# Is cube4you a trusted site



## Giantmonkey (Jun 24, 2008)

Is cube4you a trusted site because I'm going to order from their.
Also do you have to enter your mobile phone number in that box or can you just enter your home number in both of the boxes


----------



## RobinBloehm (Jun 24, 2008)

I never had problems with cube4you, ordered for about 1000$ until now, so I would call it a "trusted site".
Of course he won't check if your mobile phone number is a real mobile phone number, so if you want to enter your home number, do so. But you don't have to enter all the information, necessary information is marked with a "*".


----------



## DAE_JA_VOO (Jun 24, 2008)

Definitely. I place an order of about $130 a few weeks ago and it arrived in 6 days.


----------



## Uberdad (Jun 24, 2008)

I've had no problems with cube4you. The only thing I don't like is the stickers they supply extra with cubes. They feel a bit papery to me, but that is only a minor complaint.


----------



## DAE_JA_VOO (Jun 24, 2008)

I actually like their EXTRA stickers very much. The stickers that are ON the cubes when you get them though are useless (i'm referring to Type D). This is my BRAND NEW Type D after only a couple of hours:


----------



## Uberdad (Jun 24, 2008)

My type D stickers went like that too. Hooray for cubesmith


----------



## RobinBloehm (Jun 24, 2008)

yeah, they come stickered to Mr. Rubik, it isn't his fault. But the extra stickers are okay, but everyone knows that Cubesmith' are the best


----------



## Lt-UnReaL (Jun 24, 2008)

2 of my cubes didn't come with all 6 screws and he refused to ship screws for one of them.


----------



## 4Chan (Jun 24, 2008)

DONT GET AIR SHIPPING

Ive ordered twice from cube4you, and Ive learned that it will take at least 2 weeks for your cubes to arrive if you ship with AIR.

The "fast" shipping called EMS is much better even though its just a bit more expensive, its worth it.


----------



## kuyanikko (May 2, 2010)

apologies in advance for being new to cube buying.

links for the site don't work for me or i don't know how to navigate the site. whenever i click a link to a specific item, i get a page of feature products. any suggestions on how i can operate on this site? i wanted to order mini dianshengs from cube4you but settled with focalprice because i couldn't find them on cube4you. and while i'm at it, is focalprice a recommended site? i got the link to the mini diansheng from this forum but the site didn't label it with that name.


----------



## Dionz (May 2, 2010)

they owe me 6 mini dianshengs


----------



## ChrisBird (May 2, 2010)

I've ordered about 10 times from them, most orders over $100 and I have had absolutely no problems with them.

The complaint about it the stickers, as they said, is minor, considering you can easily get cheap Cubesmith stickers.

Once they shipped me a QJ 5x5 instead of a Meffert's one and they immediatly corrected it and let me keep the QJ. So no bad service there.

If you plan on ordering from them check, double check, and then triple check your information (phone number, address, credit card number etc) just to make sure that they don't mess up anything.

I've talked to about 10-15 people (who messaged me on Youtube) and they didn't get their order because they didn't fill out their information properly. Which isn't the sites fault, it's yours.

So just keep that in mind when ordering.
Hope this helps.

~Chris


----------



## CubesOfTheWorld (May 2, 2010)

Is is even possible to contact C4U?


----------



## bwatkins (May 2, 2010)

ya i really like their products, its an easy to use site and of my 3 orders there, no problems have ever occured. 

Yes there stickers aren't good, but if you really get into cubing your gonna want cubesmith anyway so it doesnt matter.


----------



## ~Phoenix Death~ (May 2, 2010)

I wish I can order from there. Shipping is expensive as hell though.
When my family gets enough money, that's gold.


----------
══════
**SET PROBLEM 1**
In the records below, offset each box coordinate in the answers by adding 60. Then give again the lines from the one with "detect and localize" to the one with "anomaly-cell <box>256 769 290 795</box>", both included, keeping the requests as they are and leaving out the pictures.

**RECORDS TO PROCESS**
══════
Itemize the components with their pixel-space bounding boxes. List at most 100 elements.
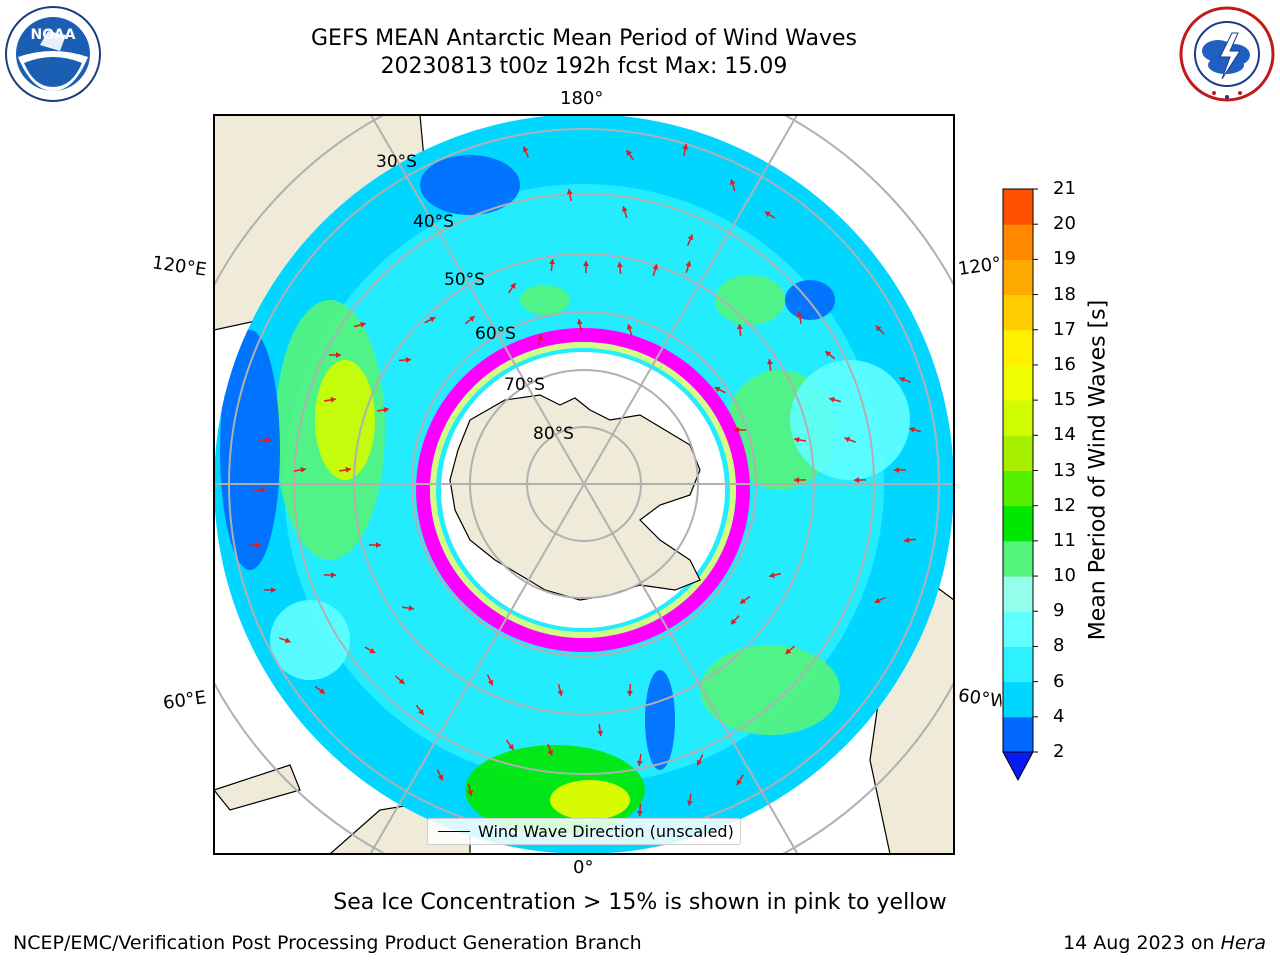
══════
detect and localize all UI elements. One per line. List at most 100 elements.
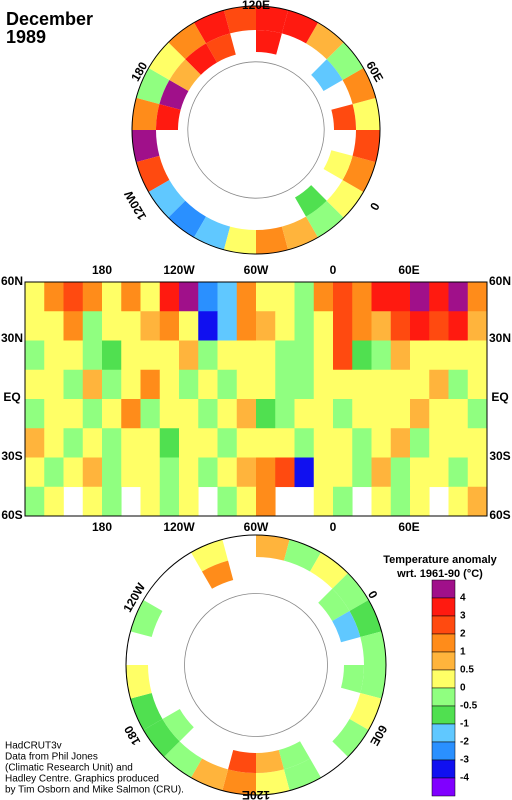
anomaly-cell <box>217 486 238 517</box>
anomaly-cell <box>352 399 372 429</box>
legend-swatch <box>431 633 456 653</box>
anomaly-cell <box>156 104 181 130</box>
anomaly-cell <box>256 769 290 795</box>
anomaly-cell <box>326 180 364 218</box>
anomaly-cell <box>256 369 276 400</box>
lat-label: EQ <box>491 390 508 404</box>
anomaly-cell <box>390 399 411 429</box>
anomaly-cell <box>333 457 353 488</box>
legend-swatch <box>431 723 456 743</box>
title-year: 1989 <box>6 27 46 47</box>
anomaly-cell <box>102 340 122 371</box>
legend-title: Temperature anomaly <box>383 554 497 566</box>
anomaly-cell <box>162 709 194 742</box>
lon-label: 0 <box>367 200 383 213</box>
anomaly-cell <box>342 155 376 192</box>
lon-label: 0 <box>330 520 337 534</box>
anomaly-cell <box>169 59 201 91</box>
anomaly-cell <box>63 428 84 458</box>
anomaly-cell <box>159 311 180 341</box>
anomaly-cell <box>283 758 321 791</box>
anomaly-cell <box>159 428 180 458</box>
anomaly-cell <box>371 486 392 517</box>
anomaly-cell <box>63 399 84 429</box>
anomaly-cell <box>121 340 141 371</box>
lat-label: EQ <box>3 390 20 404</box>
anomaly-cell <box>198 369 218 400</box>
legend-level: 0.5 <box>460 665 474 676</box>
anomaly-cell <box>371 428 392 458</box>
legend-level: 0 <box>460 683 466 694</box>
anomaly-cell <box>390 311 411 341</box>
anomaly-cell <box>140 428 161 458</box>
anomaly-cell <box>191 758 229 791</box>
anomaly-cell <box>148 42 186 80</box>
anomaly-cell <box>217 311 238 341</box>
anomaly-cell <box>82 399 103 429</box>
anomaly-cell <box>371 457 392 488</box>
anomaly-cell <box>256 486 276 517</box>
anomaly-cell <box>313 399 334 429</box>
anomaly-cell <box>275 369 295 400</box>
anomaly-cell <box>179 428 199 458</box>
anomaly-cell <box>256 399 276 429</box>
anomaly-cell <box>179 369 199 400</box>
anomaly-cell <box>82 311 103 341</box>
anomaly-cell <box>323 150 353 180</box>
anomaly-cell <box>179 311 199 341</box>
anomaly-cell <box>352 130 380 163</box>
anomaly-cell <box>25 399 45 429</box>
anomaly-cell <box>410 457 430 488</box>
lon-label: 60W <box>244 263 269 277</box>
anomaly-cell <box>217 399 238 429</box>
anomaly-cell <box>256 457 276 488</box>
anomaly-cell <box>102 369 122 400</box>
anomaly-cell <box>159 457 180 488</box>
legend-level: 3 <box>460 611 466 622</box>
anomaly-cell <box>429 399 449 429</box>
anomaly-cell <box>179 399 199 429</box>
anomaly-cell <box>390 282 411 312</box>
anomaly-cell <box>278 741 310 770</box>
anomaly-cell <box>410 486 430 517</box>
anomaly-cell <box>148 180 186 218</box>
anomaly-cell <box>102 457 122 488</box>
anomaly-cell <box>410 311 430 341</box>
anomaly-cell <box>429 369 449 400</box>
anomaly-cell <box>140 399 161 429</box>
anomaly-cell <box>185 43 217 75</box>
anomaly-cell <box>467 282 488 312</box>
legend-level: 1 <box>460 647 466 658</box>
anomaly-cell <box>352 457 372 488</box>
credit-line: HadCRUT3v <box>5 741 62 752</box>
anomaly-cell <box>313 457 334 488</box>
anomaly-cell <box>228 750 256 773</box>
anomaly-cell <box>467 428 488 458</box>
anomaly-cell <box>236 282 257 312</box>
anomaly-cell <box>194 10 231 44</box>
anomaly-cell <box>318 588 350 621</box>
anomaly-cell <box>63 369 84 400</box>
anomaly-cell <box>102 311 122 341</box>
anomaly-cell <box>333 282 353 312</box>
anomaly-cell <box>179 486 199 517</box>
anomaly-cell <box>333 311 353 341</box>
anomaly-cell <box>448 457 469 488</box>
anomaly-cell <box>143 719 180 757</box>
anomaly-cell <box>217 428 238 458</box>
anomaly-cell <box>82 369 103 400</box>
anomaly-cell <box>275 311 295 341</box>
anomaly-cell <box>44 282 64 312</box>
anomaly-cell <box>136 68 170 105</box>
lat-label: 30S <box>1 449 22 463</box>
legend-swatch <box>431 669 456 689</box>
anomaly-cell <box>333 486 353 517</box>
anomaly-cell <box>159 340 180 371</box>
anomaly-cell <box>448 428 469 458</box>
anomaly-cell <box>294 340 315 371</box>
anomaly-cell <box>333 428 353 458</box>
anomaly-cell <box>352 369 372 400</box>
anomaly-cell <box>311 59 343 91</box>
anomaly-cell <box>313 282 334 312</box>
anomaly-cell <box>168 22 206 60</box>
══════
**SET PROBLEM 2**
Extract the passage of the cube4you forum thread above from "Ive ordered twice" to "to cube buying.", word for word.

**TASK RESPONSE 1**
detect and localize all UI elements. One per line. List at most 100 elements.
anomaly-cell <box>277 546 298 577</box>
anomaly-cell <box>412 459 432 489</box>
legend-swatch <box>491 693 516 713</box>
anomaly-cell <box>216 164 241 190</box>
anomaly-cell <box>316 829 350 855</box>

**TASK RESPONSE 2**
Ive ordered twice from cube4you, and Ive learned that it will take at least 2 weeks for your cubes to arrive if you ship with AIR.

The "fast" shipping called EMS is much better even though its just a bit more expensive, its worth it.


----------



## kuyanikko (May 2, 2010)

apologies in advance for being new to cube buying.